→ **Directions for this task**
Repeat each entry in full, exactly.

→ **Given information**
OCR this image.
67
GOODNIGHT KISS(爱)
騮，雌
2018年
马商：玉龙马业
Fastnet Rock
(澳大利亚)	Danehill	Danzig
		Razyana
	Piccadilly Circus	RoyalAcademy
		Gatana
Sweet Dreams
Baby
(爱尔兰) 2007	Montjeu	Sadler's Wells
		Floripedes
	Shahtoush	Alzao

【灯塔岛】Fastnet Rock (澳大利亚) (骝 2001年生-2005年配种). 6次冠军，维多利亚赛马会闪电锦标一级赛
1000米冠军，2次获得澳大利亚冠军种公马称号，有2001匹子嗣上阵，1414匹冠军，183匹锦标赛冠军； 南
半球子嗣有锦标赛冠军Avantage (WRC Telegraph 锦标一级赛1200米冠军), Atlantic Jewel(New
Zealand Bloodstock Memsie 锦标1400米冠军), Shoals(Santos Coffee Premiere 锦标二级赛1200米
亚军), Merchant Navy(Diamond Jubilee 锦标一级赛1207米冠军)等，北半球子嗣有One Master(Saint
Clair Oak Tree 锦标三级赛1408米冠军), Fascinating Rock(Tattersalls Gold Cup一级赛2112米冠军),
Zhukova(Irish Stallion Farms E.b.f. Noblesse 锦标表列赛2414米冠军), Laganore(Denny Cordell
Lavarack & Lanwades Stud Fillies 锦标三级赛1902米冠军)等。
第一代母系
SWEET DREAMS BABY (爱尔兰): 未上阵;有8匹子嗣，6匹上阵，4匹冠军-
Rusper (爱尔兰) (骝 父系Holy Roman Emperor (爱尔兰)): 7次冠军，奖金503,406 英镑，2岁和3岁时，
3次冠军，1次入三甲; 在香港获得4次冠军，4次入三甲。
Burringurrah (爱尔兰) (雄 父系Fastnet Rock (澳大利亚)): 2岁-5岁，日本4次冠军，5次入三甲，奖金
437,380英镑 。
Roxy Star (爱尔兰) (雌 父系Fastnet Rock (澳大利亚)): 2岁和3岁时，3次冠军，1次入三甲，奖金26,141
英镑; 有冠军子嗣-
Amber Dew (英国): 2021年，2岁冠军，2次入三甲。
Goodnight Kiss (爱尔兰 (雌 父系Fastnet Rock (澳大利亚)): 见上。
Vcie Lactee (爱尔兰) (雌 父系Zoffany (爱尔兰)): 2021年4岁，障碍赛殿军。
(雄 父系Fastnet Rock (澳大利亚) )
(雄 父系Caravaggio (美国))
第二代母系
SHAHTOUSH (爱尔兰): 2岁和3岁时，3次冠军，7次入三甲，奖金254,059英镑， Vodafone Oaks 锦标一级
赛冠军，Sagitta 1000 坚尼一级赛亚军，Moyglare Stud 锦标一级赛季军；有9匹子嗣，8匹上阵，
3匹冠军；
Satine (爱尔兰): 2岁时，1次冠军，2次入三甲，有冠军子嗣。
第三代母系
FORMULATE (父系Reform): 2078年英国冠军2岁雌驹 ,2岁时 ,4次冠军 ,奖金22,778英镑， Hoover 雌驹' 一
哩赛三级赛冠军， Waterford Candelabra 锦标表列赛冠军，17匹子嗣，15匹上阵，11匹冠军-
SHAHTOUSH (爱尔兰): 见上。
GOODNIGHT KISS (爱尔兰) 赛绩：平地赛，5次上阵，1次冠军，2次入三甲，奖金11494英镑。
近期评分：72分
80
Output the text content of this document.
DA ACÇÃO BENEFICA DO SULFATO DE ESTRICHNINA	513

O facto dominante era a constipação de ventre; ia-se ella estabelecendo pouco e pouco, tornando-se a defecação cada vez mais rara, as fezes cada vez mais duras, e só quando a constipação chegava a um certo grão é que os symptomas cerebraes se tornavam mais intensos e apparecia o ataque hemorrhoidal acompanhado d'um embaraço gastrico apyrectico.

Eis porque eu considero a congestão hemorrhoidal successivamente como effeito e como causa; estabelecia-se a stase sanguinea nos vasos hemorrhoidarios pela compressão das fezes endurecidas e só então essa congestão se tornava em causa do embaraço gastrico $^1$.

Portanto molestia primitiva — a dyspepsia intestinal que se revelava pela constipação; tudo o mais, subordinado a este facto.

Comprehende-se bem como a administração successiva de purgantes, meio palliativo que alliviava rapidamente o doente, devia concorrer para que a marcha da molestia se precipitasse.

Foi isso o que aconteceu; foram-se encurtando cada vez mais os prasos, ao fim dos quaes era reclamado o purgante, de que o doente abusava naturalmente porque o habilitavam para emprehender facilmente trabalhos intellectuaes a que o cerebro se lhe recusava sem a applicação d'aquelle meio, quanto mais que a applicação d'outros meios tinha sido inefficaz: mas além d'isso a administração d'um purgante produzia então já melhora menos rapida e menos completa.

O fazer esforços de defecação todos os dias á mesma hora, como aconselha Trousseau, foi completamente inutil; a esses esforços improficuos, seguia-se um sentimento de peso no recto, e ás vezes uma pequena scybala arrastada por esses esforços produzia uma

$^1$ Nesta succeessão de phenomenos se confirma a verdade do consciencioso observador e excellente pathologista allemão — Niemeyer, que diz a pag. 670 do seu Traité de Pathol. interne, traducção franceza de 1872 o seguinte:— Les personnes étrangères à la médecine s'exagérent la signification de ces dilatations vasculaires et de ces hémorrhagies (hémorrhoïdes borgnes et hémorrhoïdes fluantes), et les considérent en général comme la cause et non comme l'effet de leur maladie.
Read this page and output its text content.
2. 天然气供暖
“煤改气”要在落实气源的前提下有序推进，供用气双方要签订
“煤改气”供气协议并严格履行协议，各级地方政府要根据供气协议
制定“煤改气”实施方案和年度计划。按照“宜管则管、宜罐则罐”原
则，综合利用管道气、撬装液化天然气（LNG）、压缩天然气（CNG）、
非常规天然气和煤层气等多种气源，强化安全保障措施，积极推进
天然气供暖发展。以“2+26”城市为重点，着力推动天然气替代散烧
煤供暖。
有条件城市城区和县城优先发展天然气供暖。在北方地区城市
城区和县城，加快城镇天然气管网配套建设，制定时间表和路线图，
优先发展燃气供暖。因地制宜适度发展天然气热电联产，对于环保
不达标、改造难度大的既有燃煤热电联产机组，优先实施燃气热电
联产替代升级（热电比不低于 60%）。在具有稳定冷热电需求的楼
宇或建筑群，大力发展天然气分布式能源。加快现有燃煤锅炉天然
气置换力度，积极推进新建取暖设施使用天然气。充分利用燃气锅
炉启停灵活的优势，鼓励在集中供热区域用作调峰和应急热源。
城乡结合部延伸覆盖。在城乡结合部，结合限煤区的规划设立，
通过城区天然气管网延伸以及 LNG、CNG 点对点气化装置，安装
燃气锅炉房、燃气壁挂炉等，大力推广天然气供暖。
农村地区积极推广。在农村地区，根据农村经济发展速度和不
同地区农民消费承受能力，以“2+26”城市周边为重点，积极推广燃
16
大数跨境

→ **Response**
OCR this image.
67
GOODNIGHT KISS(爱)
騮，雌
2018年
马商：玉龙马业
Fastnet Rock
(澳大利亚)	Danehill	Danzig
		Razyana
	Piccadilly Circus	RoyalAcademy
		Gatana
Sweet Dreams
Baby
(爱尔兰) 2007	Montjeu	Sadler's Wells
		Floripedes
	Shahtoush	Alzao

【灯塔岛】Fastnet Rock (澳大利亚) (骝 2001年生-2005年配种). 6次冠军，维多利亚赛马会闪电锦标一级赛
1000米冠军，2次获得澳大利亚冠军种公马称号，有2001匹子嗣上阵，1414匹冠军，183匹锦标赛冠军； 南
半球子嗣有锦标赛冠军Avantage (WRC Telegraph 锦标一级赛1200米冠军), Atlantic Jewel(New
Zealand Bloodstock Memsie 锦标1400米冠军), Shoals(Santos Coffee Premiere 锦标二级赛1200米
亚军), Merchant Navy(Diamond Jubilee 锦标一级赛1207米冠军)等，北半球子嗣有One Master(Saint
Clair Oak Tree 锦标三级赛1408米冠军), Fascinating Rock(Tattersalls Gold Cup一级赛2112米冠军),
Zhukova(Irish Stallion Farms E.b.f. Noblesse 锦标表列赛2414米冠军), Laganore(Denny Cordell
Lavarack & Lanwades Stud Fillies 锦标三级赛1902米冠军)等。
第一代母系
SWEET DREAMS BABY (爱尔兰): 未上阵;有8匹子嗣，6匹上阵，4匹冠军-
Rusper (爱尔兰) (骝 父系Holy Roman Emperor (爱尔兰)): 7次冠军，奖金503,406 英镑，2岁和3岁时，
3次冠军，1次入三甲; 在香港获得4次冠军，4次入三甲。
Burringurrah (爱尔兰) (雄 父系Fastnet Rock (澳大利亚)): 2岁-5岁，日本4次冠军，5次入三甲，奖金
437,380英镑 。
Roxy Star (爱尔兰) (雌 父系Fastnet Rock (澳大利亚)): 2岁和3岁时，3次冠军，1次入三甲，奖金26,141
英镑; 有冠军子嗣-
Amber Dew (英国): 2021年，2岁冠军，2次入三甲。
Goodnight Kiss (爱尔兰 (雌 父系Fastnet Rock (澳大利亚)): 见上。
Vcie Lactee (爱尔兰) (雌 父系Zoffany (爱尔兰)): 2021年4岁，障碍赛殿军。
(雄 父系Fastnet Rock (澳大利亚) )
(雄 父系Caravaggio (美国))
第二代母系
SHAHTOUSH (爱尔兰): 2岁和3岁时，3次冠军，7次入三甲，奖金254,059英镑， Vodafone Oaks 锦标一级
赛冠军，Sagitta 1000 坚尼一级赛亚军，Moyglare Stud 锦标一级赛季军；有9匹子嗣，8匹上阵，
3匹冠军；
Satine (爱尔兰): 2岁时，1次冠军，2次入三甲，有冠军子嗣。
第三代母系
FORMULATE (父系Reform): 2078年英国冠军2岁雌驹 ,2岁时 ,4次冠军 ,奖金22,778英镑， Hoover 雌驹' 一
哩赛三级赛冠军， Waterford Candelabra 锦标表列赛冠军，17匹子嗣，15匹上阵，11匹冠军-
SHAHTOUSH (爱尔兰): 见上。
GOODNIGHT KISS (爱尔兰) 赛绩：平地赛，5次上阵，1次冠军，2次入三甲，奖金11494英镑。
近期评分：72分
80
Output the text content of this document.
DA ACÇÃO BENEFICA DO SULFATO DE ESTRICHNINA	513

O facto dominante era a constipação de ventre; ia-se ella estabelecendo pouco e pouco, tornando-se a defecação cada vez mais rara, as fezes cada vez mais duras, e só quando a constipação chegava a um certo grão é que os symptomas cerebraes se tornavam mais intensos e apparecia o ataque hemorrhoidal acompanhado d'um embaraço gastrico apyrectico.

Eis porque eu considero a congestão hemorrhoidal successivamente como effeito e como causa; estabelecia-se a stase sanguinea nos vasos hemorrhoidarios pela compressão das fezes endurecidas e só então essa congestão se tornava em causa do embaraço gastrico $^1$.

Portanto molestia primitiva — a dyspepsia intestinal que se revelava pela constipação; tudo o mais, subordinado a este facto.

Comprehende-se bem como a administração successiva de purgantes, meio palliativo que alliviava rapidamente o doente, devia concorrer para que a marcha da molestia se precipitasse.

Foi isso o que aconteceu; foram-se encurtando cada vez mais os prasos, ao fim dos quaes era reclamado o purgante, de que o doente abusava naturalmente porque o habilitavam para emprehender facilmente trabalhos intellectuaes a que o cerebro se lhe recusava sem a applicação d'aquelle meio, quanto mais que a applicação d'outros meios tinha sido inefficaz: mas além d'isso a administração d'um purgante produzia então já melhora menos rapida e menos completa.

O fazer esforços de defecação todos os dias á mesma hora, como aconselha Trousseau, foi completamente inutil; a esses esforços improficuos, seguia-se um sentimento de peso no recto, e ás vezes uma pequena scybala arrastada por esses esforços produzia uma

$^1$ Nesta succeessão de phenomenos se confirma a verdade do consciencioso observador e excellente pathologista allemão — Niemeyer, que diz a pag. 670 do seu Traité de Pathol. interne, traducção franceza de 1872 o seguinte:— Les personnes étrangères à la médecine s'exagérent la signification de ces dilatations vasculaires et de ces hémorrhagies (hémorrhoïdes borgnes et hémorrhoïdes fluantes), et les considérent en général comme la cause et non comme l'effet de leur maladie.
Read this page and output its text content.
2. 天然气供暖
“煤改气”要在落实气源的前提下有序推进，供用气双方要签订
“煤改气”供气协议并严格履行协议，各级地方政府要根据供气协议
制定“煤改气”实施方案和年度计划。按照“宜管则管、宜罐则罐”原
则，综合利用管道气、撬装液化天然气（LNG）、压缩天然气（CNG）、
非常规天然气和煤层气等多种气源，强化安全保障措施，积极推进
天然气供暖发展。以“2+26”城市为重点，着力推动天然气替代散烧
煤供暖。
有条件城市城区和县城优先发展天然气供暖。在北方地区城市
城区和县城，加快城镇天然气管网配套建设，制定时间表和路线图，
优先发展燃气供暖。因地制宜适度发展天然气热电联产，对于环保
不达标、改造难度大的既有燃煤热电联产机组，优先实施燃气热电
联产替代升级（热电比不低于 60%）。在具有稳定冷热电需求的楼
宇或建筑群，大力发展天然气分布式能源。加快现有燃煤锅炉天然
气置换力度，积极推进新建取暖设施使用天然气。充分利用燃气锅
炉启停灵活的优势，鼓励在集中供热区域用作调峰和应急热源。
城乡结合部延伸覆盖。在城乡结合部，结合限煤区的规划设立，
通过城区天然气管网延伸以及 LNG、CNG 点对点气化装置，安装
燃气锅炉房、燃气壁挂炉等，大力推广天然气供暖。
农村地区积极推广。在农村地区，根据农村经济发展速度和不
同地区农民消费承受能力，以“2+26”城市周边为重点，积极推广燃
16
大数跨境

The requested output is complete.